TASK OBJECTIVE =
In the following material, identify every line holding the string "this" and return it.

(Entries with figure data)
——
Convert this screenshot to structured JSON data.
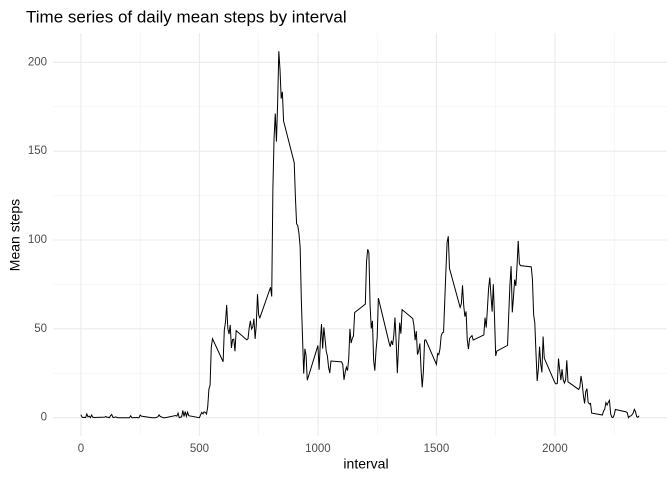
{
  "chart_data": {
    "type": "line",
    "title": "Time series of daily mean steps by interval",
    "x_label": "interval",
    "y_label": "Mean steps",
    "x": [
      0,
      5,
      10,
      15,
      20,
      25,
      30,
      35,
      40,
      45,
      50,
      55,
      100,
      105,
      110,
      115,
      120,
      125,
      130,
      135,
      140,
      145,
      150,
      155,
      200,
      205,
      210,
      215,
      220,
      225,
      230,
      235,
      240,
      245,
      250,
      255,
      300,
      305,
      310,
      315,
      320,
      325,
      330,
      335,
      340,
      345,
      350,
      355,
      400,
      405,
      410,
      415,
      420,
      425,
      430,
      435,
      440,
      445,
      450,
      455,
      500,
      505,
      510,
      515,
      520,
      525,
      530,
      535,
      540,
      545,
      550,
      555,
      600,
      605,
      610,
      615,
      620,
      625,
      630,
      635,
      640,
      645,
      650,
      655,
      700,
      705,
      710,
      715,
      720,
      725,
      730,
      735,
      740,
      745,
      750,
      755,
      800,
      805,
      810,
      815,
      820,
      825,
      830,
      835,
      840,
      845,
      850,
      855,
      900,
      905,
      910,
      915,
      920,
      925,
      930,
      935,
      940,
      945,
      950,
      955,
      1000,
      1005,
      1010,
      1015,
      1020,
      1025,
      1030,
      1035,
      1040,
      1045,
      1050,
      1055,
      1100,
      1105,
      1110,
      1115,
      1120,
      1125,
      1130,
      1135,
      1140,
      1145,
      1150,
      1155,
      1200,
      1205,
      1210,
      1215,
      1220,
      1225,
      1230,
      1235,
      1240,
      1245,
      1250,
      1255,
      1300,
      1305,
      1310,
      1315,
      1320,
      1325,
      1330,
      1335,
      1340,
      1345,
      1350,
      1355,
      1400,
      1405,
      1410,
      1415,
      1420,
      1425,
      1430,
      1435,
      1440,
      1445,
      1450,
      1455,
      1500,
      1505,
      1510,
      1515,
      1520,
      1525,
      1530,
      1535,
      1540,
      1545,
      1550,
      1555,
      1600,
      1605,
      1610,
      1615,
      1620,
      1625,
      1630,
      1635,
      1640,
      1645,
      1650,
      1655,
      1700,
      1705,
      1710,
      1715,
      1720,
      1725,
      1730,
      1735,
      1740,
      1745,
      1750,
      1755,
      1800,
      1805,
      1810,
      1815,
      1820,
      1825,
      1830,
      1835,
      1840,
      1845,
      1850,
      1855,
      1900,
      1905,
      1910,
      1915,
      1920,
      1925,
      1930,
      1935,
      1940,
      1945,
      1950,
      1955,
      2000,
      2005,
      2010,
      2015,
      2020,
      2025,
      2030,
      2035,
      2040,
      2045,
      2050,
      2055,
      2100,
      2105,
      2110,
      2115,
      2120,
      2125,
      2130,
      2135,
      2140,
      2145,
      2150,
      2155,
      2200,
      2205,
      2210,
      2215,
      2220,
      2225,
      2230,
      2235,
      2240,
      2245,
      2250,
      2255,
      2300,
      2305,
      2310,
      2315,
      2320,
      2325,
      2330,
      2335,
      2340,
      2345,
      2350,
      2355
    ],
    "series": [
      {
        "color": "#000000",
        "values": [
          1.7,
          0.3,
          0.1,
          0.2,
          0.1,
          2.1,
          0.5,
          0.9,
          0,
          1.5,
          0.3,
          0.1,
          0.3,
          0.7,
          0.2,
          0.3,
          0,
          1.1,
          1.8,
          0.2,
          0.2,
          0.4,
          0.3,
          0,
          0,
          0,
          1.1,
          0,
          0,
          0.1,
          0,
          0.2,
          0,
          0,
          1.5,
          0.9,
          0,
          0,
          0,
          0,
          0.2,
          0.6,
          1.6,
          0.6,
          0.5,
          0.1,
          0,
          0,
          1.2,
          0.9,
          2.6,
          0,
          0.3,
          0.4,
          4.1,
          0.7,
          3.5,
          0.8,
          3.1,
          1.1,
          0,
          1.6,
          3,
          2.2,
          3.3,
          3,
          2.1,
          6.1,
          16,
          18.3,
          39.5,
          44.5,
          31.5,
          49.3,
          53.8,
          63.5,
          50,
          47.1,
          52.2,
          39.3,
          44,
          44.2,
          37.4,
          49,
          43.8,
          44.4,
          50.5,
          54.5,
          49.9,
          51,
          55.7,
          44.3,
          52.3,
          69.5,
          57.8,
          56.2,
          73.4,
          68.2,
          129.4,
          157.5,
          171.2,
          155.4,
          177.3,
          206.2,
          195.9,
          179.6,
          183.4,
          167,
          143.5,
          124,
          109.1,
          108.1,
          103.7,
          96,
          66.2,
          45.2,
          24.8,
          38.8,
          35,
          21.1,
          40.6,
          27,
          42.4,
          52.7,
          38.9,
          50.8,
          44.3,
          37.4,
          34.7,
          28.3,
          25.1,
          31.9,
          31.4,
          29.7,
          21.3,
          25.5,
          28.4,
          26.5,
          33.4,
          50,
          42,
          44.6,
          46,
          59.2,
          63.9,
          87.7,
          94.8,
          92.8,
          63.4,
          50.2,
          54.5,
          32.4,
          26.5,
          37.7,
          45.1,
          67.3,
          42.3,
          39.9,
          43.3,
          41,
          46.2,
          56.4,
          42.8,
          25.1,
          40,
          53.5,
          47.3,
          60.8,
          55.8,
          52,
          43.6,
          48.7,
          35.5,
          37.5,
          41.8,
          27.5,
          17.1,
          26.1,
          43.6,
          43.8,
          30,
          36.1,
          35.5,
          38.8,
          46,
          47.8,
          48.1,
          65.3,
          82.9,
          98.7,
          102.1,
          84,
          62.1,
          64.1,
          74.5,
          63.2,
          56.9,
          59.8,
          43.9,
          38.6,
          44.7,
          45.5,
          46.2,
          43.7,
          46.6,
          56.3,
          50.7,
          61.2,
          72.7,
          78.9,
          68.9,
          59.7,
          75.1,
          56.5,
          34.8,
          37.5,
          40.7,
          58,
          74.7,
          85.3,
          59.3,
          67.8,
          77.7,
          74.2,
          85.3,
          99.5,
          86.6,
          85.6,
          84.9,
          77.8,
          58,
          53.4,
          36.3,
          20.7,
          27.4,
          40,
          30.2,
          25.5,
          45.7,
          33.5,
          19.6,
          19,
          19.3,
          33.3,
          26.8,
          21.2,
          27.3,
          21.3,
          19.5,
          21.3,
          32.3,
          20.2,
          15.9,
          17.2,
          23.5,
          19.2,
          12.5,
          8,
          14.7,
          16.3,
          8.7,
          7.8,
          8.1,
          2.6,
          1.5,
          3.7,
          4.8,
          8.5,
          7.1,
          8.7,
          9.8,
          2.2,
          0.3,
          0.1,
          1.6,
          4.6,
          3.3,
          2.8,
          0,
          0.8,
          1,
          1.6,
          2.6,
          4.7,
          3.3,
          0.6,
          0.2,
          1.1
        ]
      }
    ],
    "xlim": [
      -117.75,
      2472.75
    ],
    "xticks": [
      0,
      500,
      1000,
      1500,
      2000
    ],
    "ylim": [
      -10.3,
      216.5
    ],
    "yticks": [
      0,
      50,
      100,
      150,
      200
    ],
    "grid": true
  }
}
——
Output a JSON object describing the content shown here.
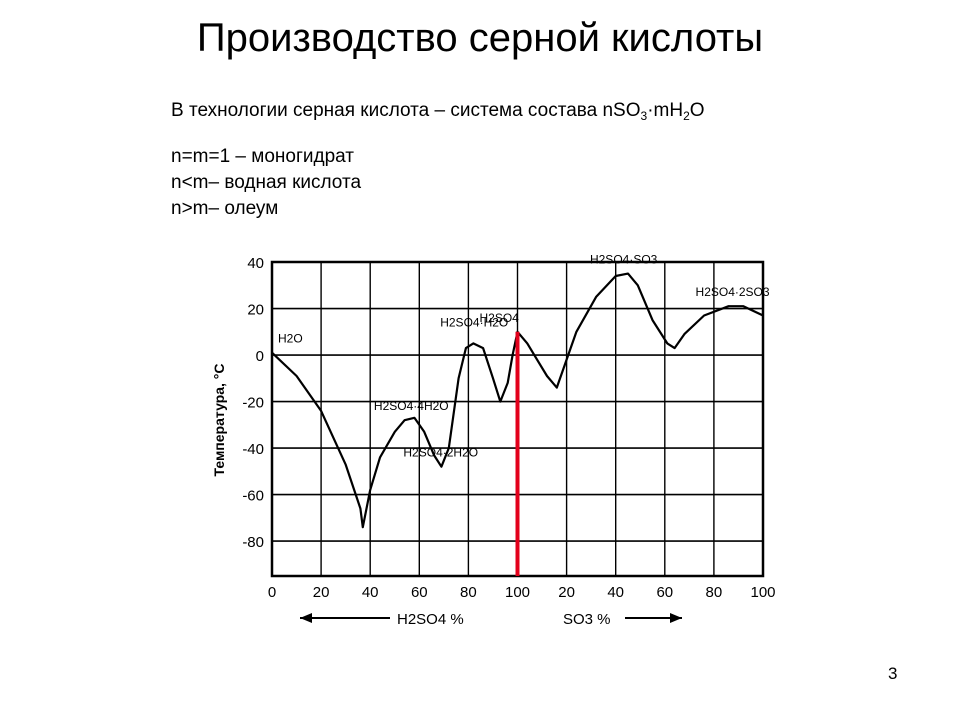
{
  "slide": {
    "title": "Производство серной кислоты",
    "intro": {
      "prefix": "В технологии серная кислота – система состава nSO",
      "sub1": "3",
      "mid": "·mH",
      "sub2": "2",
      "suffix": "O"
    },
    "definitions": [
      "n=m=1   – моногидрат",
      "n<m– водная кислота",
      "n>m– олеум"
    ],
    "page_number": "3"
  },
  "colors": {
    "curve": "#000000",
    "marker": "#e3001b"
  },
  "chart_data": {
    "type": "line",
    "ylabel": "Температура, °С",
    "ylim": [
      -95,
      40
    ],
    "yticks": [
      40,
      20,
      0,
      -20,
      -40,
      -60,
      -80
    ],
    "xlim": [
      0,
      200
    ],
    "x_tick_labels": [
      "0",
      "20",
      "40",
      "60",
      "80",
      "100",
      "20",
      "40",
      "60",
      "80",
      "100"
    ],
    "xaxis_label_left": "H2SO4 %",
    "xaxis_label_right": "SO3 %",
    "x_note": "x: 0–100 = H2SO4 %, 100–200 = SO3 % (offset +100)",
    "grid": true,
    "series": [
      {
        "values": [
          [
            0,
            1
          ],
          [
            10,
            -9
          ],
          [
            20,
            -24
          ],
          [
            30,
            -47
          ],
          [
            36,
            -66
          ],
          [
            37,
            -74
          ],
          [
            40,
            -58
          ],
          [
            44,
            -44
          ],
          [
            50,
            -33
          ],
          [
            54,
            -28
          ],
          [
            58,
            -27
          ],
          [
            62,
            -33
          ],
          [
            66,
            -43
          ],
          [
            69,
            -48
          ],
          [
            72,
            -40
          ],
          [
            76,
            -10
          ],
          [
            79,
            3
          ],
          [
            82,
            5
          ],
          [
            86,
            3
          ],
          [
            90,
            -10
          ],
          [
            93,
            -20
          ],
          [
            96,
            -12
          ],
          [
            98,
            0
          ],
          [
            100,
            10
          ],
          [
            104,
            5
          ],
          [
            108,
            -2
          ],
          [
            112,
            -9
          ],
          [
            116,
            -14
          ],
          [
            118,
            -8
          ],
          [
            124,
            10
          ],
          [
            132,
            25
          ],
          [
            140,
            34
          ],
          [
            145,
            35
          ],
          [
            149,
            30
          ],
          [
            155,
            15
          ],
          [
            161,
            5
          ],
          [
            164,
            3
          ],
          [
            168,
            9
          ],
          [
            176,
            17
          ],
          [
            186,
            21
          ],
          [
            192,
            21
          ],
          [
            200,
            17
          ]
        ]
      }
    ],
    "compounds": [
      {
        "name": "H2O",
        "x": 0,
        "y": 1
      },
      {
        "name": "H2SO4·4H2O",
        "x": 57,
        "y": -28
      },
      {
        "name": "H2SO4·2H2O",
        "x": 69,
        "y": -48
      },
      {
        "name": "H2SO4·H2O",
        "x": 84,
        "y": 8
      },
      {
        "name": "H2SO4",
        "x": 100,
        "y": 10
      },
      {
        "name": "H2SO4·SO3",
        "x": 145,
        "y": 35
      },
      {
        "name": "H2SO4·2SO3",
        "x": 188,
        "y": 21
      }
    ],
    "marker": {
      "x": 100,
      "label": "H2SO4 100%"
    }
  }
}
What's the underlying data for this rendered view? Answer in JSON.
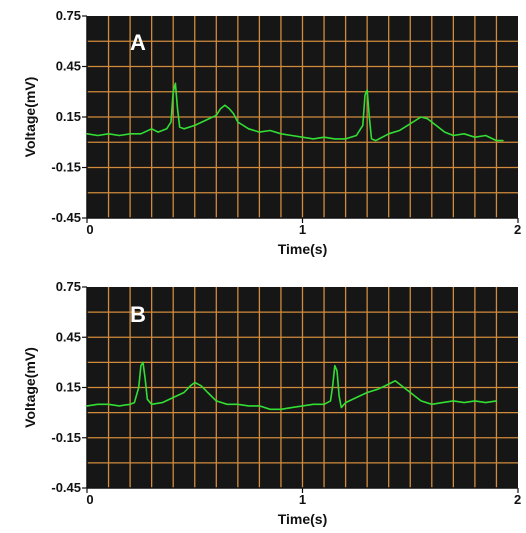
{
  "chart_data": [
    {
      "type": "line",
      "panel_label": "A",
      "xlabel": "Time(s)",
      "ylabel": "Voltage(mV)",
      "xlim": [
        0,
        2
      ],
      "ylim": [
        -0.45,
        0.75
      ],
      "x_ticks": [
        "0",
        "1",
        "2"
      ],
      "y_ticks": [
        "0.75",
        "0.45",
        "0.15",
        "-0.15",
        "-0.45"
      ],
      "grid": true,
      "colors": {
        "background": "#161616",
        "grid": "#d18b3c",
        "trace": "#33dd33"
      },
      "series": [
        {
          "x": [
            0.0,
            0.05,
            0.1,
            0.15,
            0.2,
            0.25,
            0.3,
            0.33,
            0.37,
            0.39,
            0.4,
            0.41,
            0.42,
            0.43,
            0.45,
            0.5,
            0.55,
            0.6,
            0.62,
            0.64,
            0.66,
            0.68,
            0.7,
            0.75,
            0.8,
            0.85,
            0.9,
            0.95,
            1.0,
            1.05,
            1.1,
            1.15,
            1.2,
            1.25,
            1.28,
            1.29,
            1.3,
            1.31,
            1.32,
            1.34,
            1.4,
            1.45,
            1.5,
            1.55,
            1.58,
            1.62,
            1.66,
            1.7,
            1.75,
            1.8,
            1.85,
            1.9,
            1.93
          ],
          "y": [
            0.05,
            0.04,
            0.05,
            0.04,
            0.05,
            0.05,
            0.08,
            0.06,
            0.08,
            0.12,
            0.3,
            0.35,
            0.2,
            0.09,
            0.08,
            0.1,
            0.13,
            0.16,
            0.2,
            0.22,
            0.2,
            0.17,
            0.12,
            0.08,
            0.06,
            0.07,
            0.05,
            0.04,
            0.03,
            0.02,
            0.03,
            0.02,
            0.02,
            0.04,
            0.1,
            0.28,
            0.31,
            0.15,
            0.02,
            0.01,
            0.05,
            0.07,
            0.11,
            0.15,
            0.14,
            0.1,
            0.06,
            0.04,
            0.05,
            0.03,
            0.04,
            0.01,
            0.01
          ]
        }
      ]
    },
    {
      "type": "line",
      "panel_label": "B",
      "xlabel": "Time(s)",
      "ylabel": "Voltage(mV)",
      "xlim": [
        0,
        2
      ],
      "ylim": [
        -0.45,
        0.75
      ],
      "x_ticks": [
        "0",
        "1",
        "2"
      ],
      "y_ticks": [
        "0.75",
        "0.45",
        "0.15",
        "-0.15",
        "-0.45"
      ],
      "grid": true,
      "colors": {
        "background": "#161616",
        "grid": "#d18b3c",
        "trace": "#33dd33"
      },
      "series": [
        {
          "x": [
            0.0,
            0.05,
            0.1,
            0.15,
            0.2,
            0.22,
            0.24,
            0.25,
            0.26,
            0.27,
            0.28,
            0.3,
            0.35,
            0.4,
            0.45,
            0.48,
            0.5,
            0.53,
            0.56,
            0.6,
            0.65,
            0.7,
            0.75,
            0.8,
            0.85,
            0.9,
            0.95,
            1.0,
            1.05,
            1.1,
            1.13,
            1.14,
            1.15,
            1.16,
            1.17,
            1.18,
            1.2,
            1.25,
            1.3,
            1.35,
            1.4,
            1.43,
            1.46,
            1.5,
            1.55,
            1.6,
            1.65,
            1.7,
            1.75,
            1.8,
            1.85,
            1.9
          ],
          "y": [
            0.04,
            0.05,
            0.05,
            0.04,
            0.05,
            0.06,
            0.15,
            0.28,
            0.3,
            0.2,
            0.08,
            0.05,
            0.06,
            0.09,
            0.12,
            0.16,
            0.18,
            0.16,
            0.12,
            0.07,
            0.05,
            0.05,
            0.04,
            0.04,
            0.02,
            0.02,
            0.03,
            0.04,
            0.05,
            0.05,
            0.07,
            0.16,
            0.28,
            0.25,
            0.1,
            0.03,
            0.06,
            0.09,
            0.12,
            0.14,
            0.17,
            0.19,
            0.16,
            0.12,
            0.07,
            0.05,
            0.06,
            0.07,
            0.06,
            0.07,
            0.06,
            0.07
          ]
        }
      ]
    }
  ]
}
——
WRITTEN RESPONSE =
Convert this screenshot to structured JSON data.
What's the underlying data for this rendered view? Answer in JSON.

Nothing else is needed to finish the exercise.